# EXERCISE SET:
A. Using the passage about Eni's sale of its Nigerian subsidiary to Oando, answer these:
(i) What percentage of the NAOC JV does Oando hold?
(ii) What is the total nameplate capacity of the Okpai 1 and 2 power plants?
(iii) Through which two entities will Eni stay present in Nigeria after the deal closes?
B. Carry on the passage about Eni's sale of its Nigerian subsidiary to Oando, starting after its final sentence.

Oando PLC is a Nigerian multinational energy company operating in the upstream, midstream and downstream. It is an indigenous energy solutions provider listed on both the Nigerian and Johannesburg Stock Exchange.
NAOC Ltd is present with interests in Nigeria across 4 onshore blocks (OML 60, 61, 62, 63), which it operates on behalf of NAOC JV (operator NAOC Ltd 20%, Oando 20%, NNPC E&P Limited 60%), in the Okpai 1 and 2 power plants (with a total nameplate capacity of 960MW), and in two onshore exploration leases (OPL 282 and OPL 135, respectively 90% and 48%) for which it also holds operatorship.
NAOC Ltd’s participating interest in SPDC JV (Shell Production Development Company Joint Venture-operator Shell 30%, TotalEnergies 10%, NAOC 5%, NNPC 55%) is not included in the perimeter of the transaction and will be retained in Eni’s portfolio, a statement from Eni’s press office said on Monday.
Following the transaction completion with Oando PLC, Eni will maintain its presence in Nigeria through Nigerian Agip Exploration (NAE) and Agip Energy and Natural Resources (AENR), reiterating the company’s commitment to its employees’ health and safety, as well as to the environment.
Eni will continue to operate in the country focusing on operated offshore activities. Participation in operated-by-others assets, both onshore and offshore, and Nigeria LNG will remain in Eni’s portfolio too.
The transaction is consistent with Eni’s 2023-2026 Plan. The Upstream will supplement the core organically led growth with inorganic high-grading activity, adding resources with incremental value while divesting resources that can offer greater value and opportunities to new owners.
The closing of this transaction is subject to, inter alia, the authorization of all relevant local and regulatory authorities.
In the same vein, Oando PLC on Monday announced that it had reached an agreement with Eni for the acquisition of
100% of the shares of Nigerian Agip Oil Company Limited (NAOC Ltd).
It said the completion of the transaction was subject to Ministerial Consent and other required regulatory approvals.

# DATA RECORDS:
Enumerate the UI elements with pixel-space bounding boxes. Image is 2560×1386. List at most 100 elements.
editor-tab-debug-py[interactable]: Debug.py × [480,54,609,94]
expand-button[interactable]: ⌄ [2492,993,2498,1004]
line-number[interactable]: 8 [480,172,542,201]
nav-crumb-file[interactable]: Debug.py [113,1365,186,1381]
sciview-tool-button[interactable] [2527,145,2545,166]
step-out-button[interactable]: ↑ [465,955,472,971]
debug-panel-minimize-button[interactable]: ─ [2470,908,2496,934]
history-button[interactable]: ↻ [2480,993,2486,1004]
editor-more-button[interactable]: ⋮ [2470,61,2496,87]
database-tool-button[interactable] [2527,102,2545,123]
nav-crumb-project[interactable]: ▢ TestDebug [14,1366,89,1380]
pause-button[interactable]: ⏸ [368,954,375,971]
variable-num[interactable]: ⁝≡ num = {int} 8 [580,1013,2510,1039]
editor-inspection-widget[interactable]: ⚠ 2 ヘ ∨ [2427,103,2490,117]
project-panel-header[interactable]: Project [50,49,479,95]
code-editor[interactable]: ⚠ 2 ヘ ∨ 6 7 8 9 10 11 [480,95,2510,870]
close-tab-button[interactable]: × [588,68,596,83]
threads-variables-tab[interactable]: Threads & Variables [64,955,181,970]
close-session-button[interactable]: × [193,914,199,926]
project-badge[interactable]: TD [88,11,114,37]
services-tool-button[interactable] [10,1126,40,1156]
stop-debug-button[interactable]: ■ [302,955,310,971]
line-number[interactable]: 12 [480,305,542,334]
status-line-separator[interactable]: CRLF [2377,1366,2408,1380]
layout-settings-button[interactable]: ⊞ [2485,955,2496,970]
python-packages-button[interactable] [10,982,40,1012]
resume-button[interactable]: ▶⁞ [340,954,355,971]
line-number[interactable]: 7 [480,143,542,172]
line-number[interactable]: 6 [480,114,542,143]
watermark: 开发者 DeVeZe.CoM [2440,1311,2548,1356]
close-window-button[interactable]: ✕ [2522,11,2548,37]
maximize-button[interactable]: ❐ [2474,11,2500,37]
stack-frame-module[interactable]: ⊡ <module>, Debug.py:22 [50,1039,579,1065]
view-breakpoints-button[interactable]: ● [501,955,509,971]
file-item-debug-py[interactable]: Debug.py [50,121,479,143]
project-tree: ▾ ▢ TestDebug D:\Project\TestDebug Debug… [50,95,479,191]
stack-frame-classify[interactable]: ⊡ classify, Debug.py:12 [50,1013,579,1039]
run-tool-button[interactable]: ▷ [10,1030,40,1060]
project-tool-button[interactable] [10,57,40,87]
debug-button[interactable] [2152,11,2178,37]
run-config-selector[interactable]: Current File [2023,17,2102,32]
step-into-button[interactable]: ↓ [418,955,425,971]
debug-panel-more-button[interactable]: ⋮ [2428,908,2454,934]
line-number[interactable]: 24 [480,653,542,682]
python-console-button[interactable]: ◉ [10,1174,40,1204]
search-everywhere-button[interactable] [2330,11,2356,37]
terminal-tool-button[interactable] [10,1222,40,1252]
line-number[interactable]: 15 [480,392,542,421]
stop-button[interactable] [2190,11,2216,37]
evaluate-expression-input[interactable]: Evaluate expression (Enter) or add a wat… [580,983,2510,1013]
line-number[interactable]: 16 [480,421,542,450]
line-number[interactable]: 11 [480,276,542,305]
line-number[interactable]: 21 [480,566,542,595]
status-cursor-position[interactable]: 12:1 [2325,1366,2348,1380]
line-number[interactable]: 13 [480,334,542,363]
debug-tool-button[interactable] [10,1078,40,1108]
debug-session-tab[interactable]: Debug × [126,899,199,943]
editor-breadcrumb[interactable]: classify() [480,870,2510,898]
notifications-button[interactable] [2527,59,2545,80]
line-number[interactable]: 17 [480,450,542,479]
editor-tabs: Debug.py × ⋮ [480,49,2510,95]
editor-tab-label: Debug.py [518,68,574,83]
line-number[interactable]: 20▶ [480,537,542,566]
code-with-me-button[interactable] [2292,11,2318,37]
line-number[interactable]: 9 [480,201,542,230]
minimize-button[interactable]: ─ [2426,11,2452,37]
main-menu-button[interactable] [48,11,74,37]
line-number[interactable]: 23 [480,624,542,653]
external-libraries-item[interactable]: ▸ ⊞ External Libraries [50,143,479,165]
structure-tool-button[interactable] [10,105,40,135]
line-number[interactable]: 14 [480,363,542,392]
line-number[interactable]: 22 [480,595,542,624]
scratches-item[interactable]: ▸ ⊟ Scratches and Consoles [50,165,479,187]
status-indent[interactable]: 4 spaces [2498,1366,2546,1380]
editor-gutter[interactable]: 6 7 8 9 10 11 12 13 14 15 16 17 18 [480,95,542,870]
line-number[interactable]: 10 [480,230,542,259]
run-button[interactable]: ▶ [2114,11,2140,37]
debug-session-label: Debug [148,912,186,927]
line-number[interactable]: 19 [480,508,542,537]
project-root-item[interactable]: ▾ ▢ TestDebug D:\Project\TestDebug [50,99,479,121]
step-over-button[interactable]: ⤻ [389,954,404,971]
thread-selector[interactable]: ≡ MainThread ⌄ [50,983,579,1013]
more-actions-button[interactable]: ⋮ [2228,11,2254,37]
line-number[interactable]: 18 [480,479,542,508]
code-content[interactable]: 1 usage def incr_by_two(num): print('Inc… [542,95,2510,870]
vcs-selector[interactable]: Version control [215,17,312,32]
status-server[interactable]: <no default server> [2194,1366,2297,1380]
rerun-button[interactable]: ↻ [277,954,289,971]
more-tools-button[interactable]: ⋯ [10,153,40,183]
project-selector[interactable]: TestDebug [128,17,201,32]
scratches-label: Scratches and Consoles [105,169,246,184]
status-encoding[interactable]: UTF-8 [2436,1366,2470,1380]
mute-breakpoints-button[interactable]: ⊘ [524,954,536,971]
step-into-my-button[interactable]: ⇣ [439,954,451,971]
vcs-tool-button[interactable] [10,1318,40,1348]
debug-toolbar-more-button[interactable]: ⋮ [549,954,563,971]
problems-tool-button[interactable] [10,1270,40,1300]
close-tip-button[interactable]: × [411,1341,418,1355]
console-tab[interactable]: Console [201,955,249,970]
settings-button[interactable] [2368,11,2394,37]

# EXPECTED RESULTS:
A.
(i) 20%
(ii) 960MW
(iii) Nigerian Agip Exploration (NAE) and Agip Energy and Natural Resources (AENR)

B.
A statement from its Chief Compliance Officer & Company Secretary, Ayotola Jagun, on Monday, said, “The transaction increases Oando’s current participating interests in OMLs 60, 61, 62, and 63 from 20% to 40%.
“It increases Oando’s ownership stake in all NEPL/NAOC/OOL Joint Venture assets and infrastructure which include forty discovered oil and gas fields, of which twenty-four are currently producing, approximately forty identified prospects and leads, twelve production stations, approximately 1,490 km of pipelines, three gas processing plants, the Brass River Oil Terminal, the Kwale-Okpai phases 1 & 2 power plants (with a total nameplate capacity of 960MW), and associated infrastructure.
“Based on 2021 reserves estimates, Oando’s total reserves stand at 503.3M Mboe and the transaction will deliver a 98% increase.
“The transaction also grows Oando’s exploration asset portfolio through the acquisition of a 90% interest in OPL 282 and 48% interest in OPL 135.
“NAOC Ltd participating interest in SPDC JV (Shell Production Development Company Joint Venture - operator Shell 30%, TotalEnergies 10%, NAOC 5%, NNPC 55%) is not included in the perimeter of the transaction and will be retained in Eni’s portfolio.”
Commenting, Wale Tinubu, Group Chief Executive, Oando PLC said: “The synergies created by this acquisition will unlock unparalleled opportunities for us to re-align expectations, enhance efficiency, optimize resource allocation, and significantly increase production. Furthermore, it is in alignment with our strategy of acquiring, enhancing, appraising, and efficiently developing reserves.
“Today’s announcement is not just an important milestone for the future of Oando; it brings to bear the important role indigenous actors will play in the future of the Nigerian upstream sector.
“Having achieved this significant milestone, we look forward to closing the transaction and harnessing the full potential of the enhanced platform to accrue value for our local communities, stakeholders and shareholders."